▶ Listing
— START —

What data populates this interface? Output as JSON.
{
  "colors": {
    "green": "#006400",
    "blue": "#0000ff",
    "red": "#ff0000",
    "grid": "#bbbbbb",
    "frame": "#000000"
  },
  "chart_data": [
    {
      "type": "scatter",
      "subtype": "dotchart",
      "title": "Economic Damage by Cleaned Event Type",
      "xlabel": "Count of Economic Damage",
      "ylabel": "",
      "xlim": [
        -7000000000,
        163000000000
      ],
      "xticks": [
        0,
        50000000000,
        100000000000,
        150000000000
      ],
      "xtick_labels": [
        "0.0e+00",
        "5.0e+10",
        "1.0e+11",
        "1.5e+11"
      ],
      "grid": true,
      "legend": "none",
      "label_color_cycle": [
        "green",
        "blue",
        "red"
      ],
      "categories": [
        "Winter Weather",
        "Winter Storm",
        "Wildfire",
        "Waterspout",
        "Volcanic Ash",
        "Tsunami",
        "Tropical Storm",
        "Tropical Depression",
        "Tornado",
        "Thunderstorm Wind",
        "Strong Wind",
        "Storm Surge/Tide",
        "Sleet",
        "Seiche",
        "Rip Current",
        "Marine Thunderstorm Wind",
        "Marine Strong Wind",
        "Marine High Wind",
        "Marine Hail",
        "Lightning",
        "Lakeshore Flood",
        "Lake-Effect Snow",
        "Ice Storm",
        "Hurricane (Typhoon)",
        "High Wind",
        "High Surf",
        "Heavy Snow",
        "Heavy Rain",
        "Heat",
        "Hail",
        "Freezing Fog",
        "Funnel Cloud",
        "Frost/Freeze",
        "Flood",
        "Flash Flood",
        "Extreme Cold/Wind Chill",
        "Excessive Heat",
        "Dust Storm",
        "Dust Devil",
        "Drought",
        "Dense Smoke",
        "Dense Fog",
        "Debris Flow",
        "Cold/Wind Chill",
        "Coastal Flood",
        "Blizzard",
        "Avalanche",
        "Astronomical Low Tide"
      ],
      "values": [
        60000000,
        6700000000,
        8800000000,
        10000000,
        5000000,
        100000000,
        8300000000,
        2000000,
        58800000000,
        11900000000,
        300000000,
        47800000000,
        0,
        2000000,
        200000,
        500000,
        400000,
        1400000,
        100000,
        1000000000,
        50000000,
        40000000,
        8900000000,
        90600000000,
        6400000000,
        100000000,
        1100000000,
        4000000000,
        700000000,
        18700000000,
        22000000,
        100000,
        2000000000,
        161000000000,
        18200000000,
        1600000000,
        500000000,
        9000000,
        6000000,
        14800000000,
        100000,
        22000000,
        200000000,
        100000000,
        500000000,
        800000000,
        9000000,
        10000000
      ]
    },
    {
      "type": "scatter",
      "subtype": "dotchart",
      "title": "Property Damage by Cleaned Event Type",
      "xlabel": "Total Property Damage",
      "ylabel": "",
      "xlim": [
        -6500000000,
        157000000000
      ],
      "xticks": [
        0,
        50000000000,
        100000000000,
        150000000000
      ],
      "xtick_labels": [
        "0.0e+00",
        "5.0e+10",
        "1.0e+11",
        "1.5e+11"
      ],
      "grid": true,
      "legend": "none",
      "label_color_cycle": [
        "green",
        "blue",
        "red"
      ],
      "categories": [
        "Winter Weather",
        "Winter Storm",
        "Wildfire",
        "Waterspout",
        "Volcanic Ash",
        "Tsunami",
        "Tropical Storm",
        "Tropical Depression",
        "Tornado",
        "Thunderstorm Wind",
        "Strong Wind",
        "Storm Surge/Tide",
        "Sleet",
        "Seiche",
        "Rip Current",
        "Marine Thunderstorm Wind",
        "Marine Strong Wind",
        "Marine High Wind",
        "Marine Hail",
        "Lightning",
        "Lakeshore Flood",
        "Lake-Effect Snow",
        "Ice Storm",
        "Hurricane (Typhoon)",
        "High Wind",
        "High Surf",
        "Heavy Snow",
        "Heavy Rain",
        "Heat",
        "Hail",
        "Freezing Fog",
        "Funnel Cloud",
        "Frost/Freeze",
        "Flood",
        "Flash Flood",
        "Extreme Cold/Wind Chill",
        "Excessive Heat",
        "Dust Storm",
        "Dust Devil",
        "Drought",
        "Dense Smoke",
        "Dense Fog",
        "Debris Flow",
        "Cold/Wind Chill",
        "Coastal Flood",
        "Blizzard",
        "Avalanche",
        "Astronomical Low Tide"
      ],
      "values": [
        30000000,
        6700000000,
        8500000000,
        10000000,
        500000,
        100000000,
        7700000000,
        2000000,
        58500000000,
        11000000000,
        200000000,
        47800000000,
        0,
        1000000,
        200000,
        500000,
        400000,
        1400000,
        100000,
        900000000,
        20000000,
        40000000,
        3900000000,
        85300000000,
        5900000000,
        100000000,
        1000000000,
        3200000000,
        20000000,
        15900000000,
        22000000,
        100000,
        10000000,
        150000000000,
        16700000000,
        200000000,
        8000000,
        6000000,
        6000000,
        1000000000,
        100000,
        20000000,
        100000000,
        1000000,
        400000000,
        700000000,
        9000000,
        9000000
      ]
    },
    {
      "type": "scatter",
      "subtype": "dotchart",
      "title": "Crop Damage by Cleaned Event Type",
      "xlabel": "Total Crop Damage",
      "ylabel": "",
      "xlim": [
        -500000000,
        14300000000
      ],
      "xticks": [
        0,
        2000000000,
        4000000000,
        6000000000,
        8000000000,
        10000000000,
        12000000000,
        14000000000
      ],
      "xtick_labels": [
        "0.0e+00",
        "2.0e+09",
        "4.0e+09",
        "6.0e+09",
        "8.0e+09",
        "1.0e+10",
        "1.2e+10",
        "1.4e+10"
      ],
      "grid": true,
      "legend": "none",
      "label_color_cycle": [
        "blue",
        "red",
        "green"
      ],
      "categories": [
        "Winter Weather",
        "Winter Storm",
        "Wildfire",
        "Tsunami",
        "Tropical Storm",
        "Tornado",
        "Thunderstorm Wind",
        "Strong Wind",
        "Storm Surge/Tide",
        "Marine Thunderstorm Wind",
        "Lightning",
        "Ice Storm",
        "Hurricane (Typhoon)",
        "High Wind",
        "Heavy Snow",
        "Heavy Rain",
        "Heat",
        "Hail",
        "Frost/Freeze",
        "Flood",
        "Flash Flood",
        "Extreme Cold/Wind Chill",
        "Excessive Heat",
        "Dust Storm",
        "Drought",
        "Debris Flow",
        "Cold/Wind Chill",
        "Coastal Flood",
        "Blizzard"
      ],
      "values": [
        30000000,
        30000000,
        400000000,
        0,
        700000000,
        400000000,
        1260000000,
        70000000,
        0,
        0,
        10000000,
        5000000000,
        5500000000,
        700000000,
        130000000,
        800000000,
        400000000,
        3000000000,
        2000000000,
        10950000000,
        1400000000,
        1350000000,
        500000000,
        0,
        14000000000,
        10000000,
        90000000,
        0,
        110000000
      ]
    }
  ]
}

— END —

▶ Task directions
Give back each line above precisely as it stands.

▶ Exercise output
What data populates this interface? Output as JSON.
{
  "colors": {
    "green": "#006400",
    "blue": "#0000ff",
    "red": "#ff0000",
    "grid": "#bbbbbb",
    "frame": "#000000"
  },
  "chart_data": [
    {
      "type": "scatter",
      "subtype": "dotchart",
      "title": "Economic Damage by Cleaned Event Type",
      "xlabel": "Count of Economic Damage",
      "ylabel": "",
      "xlim": [
        -7000000000,
        163000000000
      ],
      "xticks": [
        0,
        50000000000,
        100000000000,
        150000000000
      ],
      "xtick_labels": [
        "0.0e+00",
        "5.0e+10",
        "1.0e+11",
        "1.5e+11"
      ],
      "grid": true,
      "legend": "none",
      "label_color_cycle": [
        "green",
        "blue",
        "red"
      ],
      "categories": [
        "Winter Weather",
        "Winter Storm",
        "Wildfire",
        "Waterspout",
        "Volcanic Ash",
        "Tsunami",
        "Tropical Storm",
        "Tropical Depression",
        "Tornado",
        "Thunderstorm Wind",
        "Strong Wind",
        "Storm Surge/Tide",
        "Sleet",
        "Seiche",
        "Rip Current",
        "Marine Thunderstorm Wind",
        "Marine Strong Wind",
        "Marine High Wind",
        "Marine Hail",
        "Lightning",
        "Lakeshore Flood",
        "Lake-Effect Snow",
        "Ice Storm",
        "Hurricane (Typhoon)",
        "High Wind",
        "High Surf",
        "Heavy Snow",
        "Heavy Rain",
        "Heat",
        "Hail",
        "Freezing Fog",
        "Funnel Cloud",
        "Frost/Freeze",
        "Flood",
        "Flash Flood",
        "Extreme Cold/Wind Chill",
        "Excessive Heat",
        "Dust Storm",
        "Dust Devil",
        "Drought",
        "Dense Smoke",
        "Dense Fog",
        "Debris Flow",
        "Cold/Wind Chill",
        "Coastal Flood",
        "Blizzard",
        "Avalanche",
        "Astronomical Low Tide"
      ],
      "values": [
        60000000,
        6700000000,
        8800000000,
        10000000,
        5000000,
        100000000,
        8300000000,
        2000000,
        58800000000,
        11900000000,
        300000000,
        47800000000,
        0,
        2000000,
        200000,
        500000,
        400000,
        1400000,
        100000,
        1000000000,
        50000000,
        40000000,
        8900000000,
        90600000000,
        6400000000,
        100000000,
        1100000000,
        4000000000,
        700000000,
        18700000000,
        22000000,
        100000,
        2000000000,
        161000000000,
        18200000000,
        1600000000,
        500000000,
        9000000,
        6000000,
        14800000000,
        100000,
        22000000,
        200000000,
        100000000,
        500000000,
        800000000,
        9000000,
        10000000
      ]
    },
    {
      "type": "scatter",
      "subtype": "dotchart",
      "title": "Property Damage by Cleaned Event Type",
      "xlabel": "Total Property Damage",
      "ylabel": "",
      "xlim": [
        -6500000000,
        157000000000
      ],
      "xticks": [
        0,
        50000000000,
        100000000000,
        150000000000
      ],
      "xtick_labels": [
        "0.0e+00",
        "5.0e+10",
        "1.0e+11",
        "1.5e+11"
      ],
      "grid": true,
      "legend": "none",
      "label_color_cycle": [
        "green",
        "blue",
        "red"
      ],
      "categories": [
        "Winter Weather",
        "Winter Storm",
        "Wildfire",
        "Waterspout",
        "Volcanic Ash",
        "Tsunami",
        "Tropical Storm",
        "Tropical Depression",
        "Tornado",
        "Thunderstorm Wind",
        "Strong Wind",
        "Storm Surge/Tide",
        "Sleet",
        "Seiche",
        "Rip Current",
        "Marine Thunderstorm Wind",
        "Marine Strong Wind",
        "Marine High Wind",
        "Marine Hail",
        "Lightning",
        "Lakeshore Flood",
        "Lake-Effect Snow",
        "Ice Storm",
        "Hurricane (Typhoon)",
        "High Wind",
        "High Surf",
        "Heavy Snow",
        "Heavy Rain",
        "Heat",
        "Hail",
        "Freezing Fog",
        "Funnel Cloud",
        "Frost/Freeze",
        "Flood",
        "Flash Flood",
        "Extreme Cold/Wind Chill",
        "Excessive Heat",
        "Dust Storm",
        "Dust Devil",
        "Drought",
        "Dense Smoke",
        "Dense Fog",
        "Debris Flow",
        "Cold/Wind Chill",
        "Coastal Flood",
        "Blizzard",
        "Avalanche",
        "Astronomical Low Tide"
      ],
      "values": [
        30000000,
        6700000000,
        8500000000,
        10000000,
        500000,
        100000000,
        7700000000,
        2000000,
        58500000000,
        11000000000,
        200000000,
        47800000000,
        0,
        1000000,
        200000,
        500000,
        400000,
        1400000,
        100000,
        900000000,
        20000000,
        40000000,
        3900000000,
        85300000000,
        5900000000,
        100000000,
        1000000000,
        3200000000,
        20000000,
        15900000000,
        22000000,
        100000,
        10000000,
        150000000000,
        16700000000,
        200000000,
        8000000,
        6000000,
        6000000,
        1000000000,
        100000,
        20000000,
        100000000,
        1000000,
        400000000,
        700000000,
        9000000,
        9000000
      ]
    },
    {
      "type": "scatter",
      "subtype": "dotchart",
      "title": "Crop Damage by Cleaned Event Type",
      "xlabel": "Total Crop Damage",
      "ylabel": "",
      "xlim": [
        -500000000,
        14300000000
      ],
      "xticks": [
        0,
        2000000000,
        4000000000,
        6000000000,
        8000000000,
        10000000000,
        12000000000,
        14000000000
      ],
      "xtick_labels": [
        "0.0e+00",
        "2.0e+09",
        "4.0e+09",
        "6.0e+09",
        "8.0e+09",
        "1.0e+10",
        "1.2e+10",
        "1.4e+10"
      ],
      "grid": true,
      "legend": "none",
      "label_color_cycle": [
        "blue",
        "red",
        "green"
      ],
      "categories": [
        "Winter Weather",
        "Winter Storm",
        "Wildfire",
        "Tsunami",
        "Tropical Storm",
        "Tornado",
        "Thunderstorm Wind",
        "Strong Wind",
        "Storm Surge/Tide",
        "Marine Thunderstorm Wind",
        "Lightning",
        "Ice Storm",
        "Hurricane (Typhoon)",
        "High Wind",
        "Heavy Snow",
        "Heavy Rain",
        "Heat",
        "Hail",
        "Frost/Freeze",
        "Flood",
        "Flash Flood",
        "Extreme Cold/Wind Chill",
        "Excessive Heat",
        "Dust Storm",
        "Drought",
        "Debris Flow",
        "Cold/Wind Chill",
        "Coastal Flood",
        "Blizzard"
      ],
      "values": [
        30000000,
        30000000,
        400000000,
        0,
        700000000,
        400000000,
        1260000000,
        70000000,
        0,
        0,
        10000000,
        5000000000,
        5500000000,
        700000000,
        130000000,
        800000000,
        400000000,
        3000000000,
        2000000000,
        10950000000,
        1400000000,
        1350000000,
        500000000,
        0,
        14000000000,
        10000000,
        90000000,
        0,
        110000000
      ]
    }
  ]
}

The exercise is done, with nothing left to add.